> [Prompt] The data below must be copied in full and without any change.

(Records about charts and figures)
:::
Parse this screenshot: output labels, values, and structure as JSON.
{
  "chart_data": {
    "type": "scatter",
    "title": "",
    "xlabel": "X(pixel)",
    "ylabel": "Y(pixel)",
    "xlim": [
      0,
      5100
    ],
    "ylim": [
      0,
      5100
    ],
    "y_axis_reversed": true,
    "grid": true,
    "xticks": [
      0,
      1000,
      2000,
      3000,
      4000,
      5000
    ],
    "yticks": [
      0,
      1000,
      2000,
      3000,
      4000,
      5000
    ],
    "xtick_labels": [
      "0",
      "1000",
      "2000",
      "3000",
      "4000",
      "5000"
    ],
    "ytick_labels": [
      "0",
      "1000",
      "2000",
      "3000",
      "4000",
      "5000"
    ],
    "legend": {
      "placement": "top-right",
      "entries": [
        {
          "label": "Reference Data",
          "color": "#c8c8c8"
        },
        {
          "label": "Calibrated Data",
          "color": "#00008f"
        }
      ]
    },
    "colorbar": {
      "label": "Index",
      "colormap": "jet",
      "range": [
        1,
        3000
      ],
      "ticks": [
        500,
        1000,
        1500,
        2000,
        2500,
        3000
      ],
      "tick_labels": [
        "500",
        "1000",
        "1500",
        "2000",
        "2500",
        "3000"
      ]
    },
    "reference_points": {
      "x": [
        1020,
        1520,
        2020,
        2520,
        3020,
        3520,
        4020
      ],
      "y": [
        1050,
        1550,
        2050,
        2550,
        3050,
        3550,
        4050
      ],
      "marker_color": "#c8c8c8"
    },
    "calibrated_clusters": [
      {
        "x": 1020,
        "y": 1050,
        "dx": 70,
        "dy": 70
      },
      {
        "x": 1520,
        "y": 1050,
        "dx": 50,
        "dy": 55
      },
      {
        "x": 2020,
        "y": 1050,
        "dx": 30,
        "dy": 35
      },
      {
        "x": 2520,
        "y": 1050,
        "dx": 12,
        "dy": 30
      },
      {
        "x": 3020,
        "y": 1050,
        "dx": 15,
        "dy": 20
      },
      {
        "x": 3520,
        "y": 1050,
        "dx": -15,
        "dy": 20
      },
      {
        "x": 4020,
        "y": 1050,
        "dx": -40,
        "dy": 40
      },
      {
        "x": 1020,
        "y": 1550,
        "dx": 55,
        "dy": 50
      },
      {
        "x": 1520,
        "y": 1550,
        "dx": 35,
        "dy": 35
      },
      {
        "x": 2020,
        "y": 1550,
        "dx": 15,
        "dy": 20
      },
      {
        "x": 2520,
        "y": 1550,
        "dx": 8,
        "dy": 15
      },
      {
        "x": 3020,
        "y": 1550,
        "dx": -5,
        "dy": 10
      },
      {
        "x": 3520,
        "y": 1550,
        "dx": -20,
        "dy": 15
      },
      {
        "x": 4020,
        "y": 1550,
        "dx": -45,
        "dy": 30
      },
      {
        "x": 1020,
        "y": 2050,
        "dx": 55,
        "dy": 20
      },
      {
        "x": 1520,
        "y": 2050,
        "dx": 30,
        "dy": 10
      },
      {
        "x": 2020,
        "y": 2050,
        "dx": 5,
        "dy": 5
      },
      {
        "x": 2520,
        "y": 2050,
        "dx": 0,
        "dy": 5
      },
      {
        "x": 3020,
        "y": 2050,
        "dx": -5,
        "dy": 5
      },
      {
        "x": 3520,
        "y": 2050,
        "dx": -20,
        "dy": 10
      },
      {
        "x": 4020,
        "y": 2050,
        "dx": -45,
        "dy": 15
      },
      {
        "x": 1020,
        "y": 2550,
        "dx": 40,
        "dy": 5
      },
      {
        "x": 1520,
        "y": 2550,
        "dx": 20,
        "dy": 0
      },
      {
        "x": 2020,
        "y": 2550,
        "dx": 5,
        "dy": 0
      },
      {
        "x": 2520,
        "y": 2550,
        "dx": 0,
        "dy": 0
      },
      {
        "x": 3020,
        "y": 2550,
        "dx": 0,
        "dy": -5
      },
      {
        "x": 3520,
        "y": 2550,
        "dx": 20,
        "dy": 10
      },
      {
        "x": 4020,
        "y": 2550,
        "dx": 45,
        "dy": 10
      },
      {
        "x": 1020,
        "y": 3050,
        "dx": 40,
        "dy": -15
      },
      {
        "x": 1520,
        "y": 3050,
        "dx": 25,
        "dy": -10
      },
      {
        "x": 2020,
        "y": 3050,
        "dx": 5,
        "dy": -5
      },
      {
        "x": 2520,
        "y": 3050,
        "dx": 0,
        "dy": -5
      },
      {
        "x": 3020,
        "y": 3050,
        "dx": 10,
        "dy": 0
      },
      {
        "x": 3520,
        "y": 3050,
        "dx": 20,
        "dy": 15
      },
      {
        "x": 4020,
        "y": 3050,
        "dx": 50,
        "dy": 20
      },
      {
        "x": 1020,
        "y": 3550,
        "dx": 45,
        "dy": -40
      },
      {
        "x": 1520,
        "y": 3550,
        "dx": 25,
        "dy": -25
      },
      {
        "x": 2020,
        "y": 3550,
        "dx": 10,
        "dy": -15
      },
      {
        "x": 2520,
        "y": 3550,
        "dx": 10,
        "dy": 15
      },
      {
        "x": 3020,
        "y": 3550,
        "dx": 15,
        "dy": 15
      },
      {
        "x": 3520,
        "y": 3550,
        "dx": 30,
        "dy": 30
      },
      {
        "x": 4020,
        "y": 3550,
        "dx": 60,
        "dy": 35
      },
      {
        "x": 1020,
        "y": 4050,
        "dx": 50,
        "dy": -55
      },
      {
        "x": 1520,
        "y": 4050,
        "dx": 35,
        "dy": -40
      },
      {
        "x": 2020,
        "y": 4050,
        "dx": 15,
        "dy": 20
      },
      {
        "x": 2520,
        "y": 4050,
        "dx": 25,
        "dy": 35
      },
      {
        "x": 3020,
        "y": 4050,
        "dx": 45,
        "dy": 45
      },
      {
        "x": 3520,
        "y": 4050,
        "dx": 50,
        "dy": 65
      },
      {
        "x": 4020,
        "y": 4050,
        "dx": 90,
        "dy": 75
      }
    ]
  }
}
:::
> [In response]
Parse this screenshot: output labels, values, and structure as JSON.
{
  "chart_data": {
    "type": "scatter",
    "title": "",
    "xlabel": "X(pixel)",
    "ylabel": "Y(pixel)",
    "xlim": [
      0,
      5100
    ],
    "ylim": [
      0,
      5100
    ],
    "y_axis_reversed": true,
    "grid": true,
    "xticks": [
      0,
      1000,
      2000,
      3000,
      4000,
      5000
    ],
    "yticks": [
      0,
      1000,
      2000,
      3000,
      4000,
      5000
    ],
    "xtick_labels": [
      "0",
      "1000",
      "2000",
      "3000",
      "4000",
      "5000"
    ],
    "ytick_labels": [
      "0",
      "1000",
      "2000",
      "3000",
      "4000",
      "5000"
    ],
    "legend": {
      "placement": "top-right",
      "entries": [
        {
          "label": "Reference Data",
          "color": "#c8c8c8"
        },
        {
          "label": "Calibrated Data",
          "color": "#00008f"
        }
      ]
    },
    "colorbar": {
      "label": "Index",
      "colormap": "jet",
      "range": [
        1,
        3000
      ],
      "ticks": [
        500,
        1000,
        1500,
        2000,
        2500,
        3000
      ],
      "tick_labels": [
        "500",
        "1000",
        "1500",
        "2000",
        "2500",
        "3000"
      ]
    },
    "reference_points": {
      "x": [
        1020,
        1520,
        2020,
        2520,
        3020,
        3520,
        4020
      ],
      "y": [
        1050,
        1550,
        2050,
        2550,
        3050,
        3550,
        4050
      ],
      "marker_color": "#c8c8c8"
    },
    "calibrated_clusters": [
      {
        "x": 1020,
        "y": 1050,
        "dx": 70,
        "dy": 70
      },
      {
        "x": 1520,
        "y": 1050,
        "dx": 50,
        "dy": 55
      },
      {
        "x": 2020,
        "y": 1050,
        "dx": 30,
        "dy": 35
      },
      {
        "x": 2520,
        "y": 1050,
        "dx": 12,
        "dy": 30
      },
      {
        "x": 3020,
        "y": 1050,
        "dx": 15,
        "dy": 20
      },
      {
        "x": 3520,
        "y": 1050,
        "dx": -15,
        "dy": 20
      },
      {
        "x": 4020,
        "y": 1050,
        "dx": -40,
        "dy": 40
      },
      {
        "x": 1020,
        "y": 1550,
        "dx": 55,
        "dy": 50
      },
      {
        "x": 1520,
        "y": 1550,
        "dx": 35,
        "dy": 35
      },
      {
        "x": 2020,
        "y": 1550,
        "dx": 15,
        "dy": 20
      },
      {
        "x": 2520,
        "y": 1550,
        "dx": 8,
        "dy": 15
      },
      {
        "x": 3020,
        "y": 1550,
        "dx": -5,
        "dy": 10
      },
      {
        "x": 3520,
        "y": 1550,
        "dx": -20,
        "dy": 15
      },
      {
        "x": 4020,
        "y": 1550,
        "dx": -45,
        "dy": 30
      },
      {
        "x": 1020,
        "y": 2050,
        "dx": 55,
        "dy": 20
      },
      {
        "x": 1520,
        "y": 2050,
        "dx": 30,
        "dy": 10
      },
      {
        "x": 2020,
        "y": 2050,
        "dx": 5,
        "dy": 5
      },
      {
        "x": 2520,
        "y": 2050,
        "dx": 0,
        "dy": 5
      },
      {
        "x": 3020,
        "y": 2050,
        "dx": -5,
        "dy": 5
      },
      {
        "x": 3520,
        "y": 2050,
        "dx": -20,
        "dy": 10
      },
      {
        "x": 4020,
        "y": 2050,
        "dx": -45,
        "dy": 15
      },
      {
        "x": 1020,
        "y": 2550,
        "dx": 40,
        "dy": 5
      },
      {
        "x": 1520,
        "y": 2550,
        "dx": 20,
        "dy": 0
      },
      {
        "x": 2020,
        "y": 2550,
        "dx": 5,
        "dy": 0
      },
      {
        "x": 2520,
        "y": 2550,
        "dx": 0,
        "dy": 0
      },
      {
        "x": 3020,
        "y": 2550,
        "dx": 0,
        "dy": -5
      },
      {
        "x": 3520,
        "y": 2550,
        "dx": 20,
        "dy": 10
      },
      {
        "x": 4020,
        "y": 2550,
        "dx": 45,
        "dy": 10
      },
      {
        "x": 1020,
        "y": 3050,
        "dx": 40,
        "dy": -15
      },
      {
        "x": 1520,
        "y": 3050,
        "dx": 25,
        "dy": -10
      },
      {
        "x": 2020,
        "y": 3050,
        "dx": 5,
        "dy": -5
      },
      {
        "x": 2520,
        "y": 3050,
        "dx": 0,
        "dy": -5
      },
      {
        "x": 3020,
        "y": 3050,
        "dx": 10,
        "dy": 0
      },
      {
        "x": 3520,
        "y": 3050,
        "dx": 20,
        "dy": 15
      },
      {
        "x": 4020,
        "y": 3050,
        "dx": 50,
        "dy": 20
      },
      {
        "x": 1020,
        "y": 3550,
        "dx": 45,
        "dy": -40
      },
      {
        "x": 1520,
        "y": 3550,
        "dx": 25,
        "dy": -25
      },
      {
        "x": 2020,
        "y": 3550,
        "dx": 10,
        "dy": -15
      },
      {
        "x": 2520,
        "y": 3550,
        "dx": 10,
        "dy": 15
      },
      {
        "x": 3020,
        "y": 3550,
        "dx": 15,
        "dy": 15
      },
      {
        "x": 3520,
        "y": 3550,
        "dx": 30,
        "dy": 30
      },
      {
        "x": 4020,
        "y": 3550,
        "dx": 60,
        "dy": 35
      },
      {
        "x": 1020,
        "y": 4050,
        "dx": 50,
        "dy": -55
      },
      {
        "x": 1520,
        "y": 4050,
        "dx": 35,
        "dy": -40
      },
      {
        "x": 2020,
        "y": 4050,
        "dx": 15,
        "dy": 20
      },
      {
        "x": 2520,
        "y": 4050,
        "dx": 25,
        "dy": 35
      },
      {
        "x": 3020,
        "y": 4050,
        "dx": 45,
        "dy": 45
      },
      {
        "x": 3520,
        "y": 4050,
        "dx": 50,
        "dy": 65
      },
      {
        "x": 4020,
        "y": 4050,
        "dx": 90,
        "dy": 75
      }
    ]
  }
}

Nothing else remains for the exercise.